▶ [Problem to work on]:
Go through the material and pull out every line with the string "Source" in it.

▶ [Task data]:
## start
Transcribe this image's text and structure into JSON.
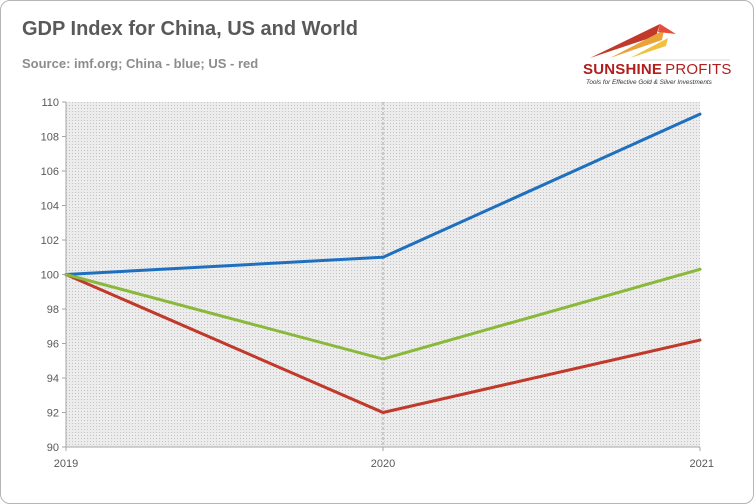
{
  "header": {
    "title": "GDP Index for China, US and World",
    "subtitle": "Source: imf.org; China - blue; US - red"
  },
  "logo": {
    "name_part1": "SUNSHINE",
    "name_part2": "PROFITS",
    "tagline": "Tools for Effective Gold & Silver Investments",
    "icon": "rising-swoosh-logo-icon"
  },
  "colors": {
    "china": "#1f6fbf",
    "us": "#c0392b",
    "world": "#8ab83a",
    "plot_background": "#e6e6e6",
    "axis": "#a6a6a6"
  },
  "chart_data": {
    "type": "line",
    "title": "GDP Index for China, US and World",
    "subtitle": "Source: imf.org; China - blue; US - red",
    "xlabel": "",
    "ylabel": "",
    "x": [
      "2019",
      "2020",
      "2021"
    ],
    "ylim": [
      90,
      110
    ],
    "yticks": [
      90,
      92,
      94,
      96,
      98,
      100,
      102,
      104,
      106,
      108,
      110
    ],
    "grid": true,
    "legend": "none",
    "series": [
      {
        "color": "#1f6fbf",
        "values": [
          100,
          101.0,
          109.3
        ]
      },
      {
        "color": "#c0392b",
        "values": [
          100,
          92.0,
          96.2
        ]
      },
      {
        "color": "#8ab83a",
        "values": [
          100,
          95.1,
          100.3
        ]
      }
    ]
  }
}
## end
▶ [Exercise result]:
    "subtitle": "Source: imf.org; China - blue; US - red"
    "subtitle": "Source: imf.org; China - blue; US - red",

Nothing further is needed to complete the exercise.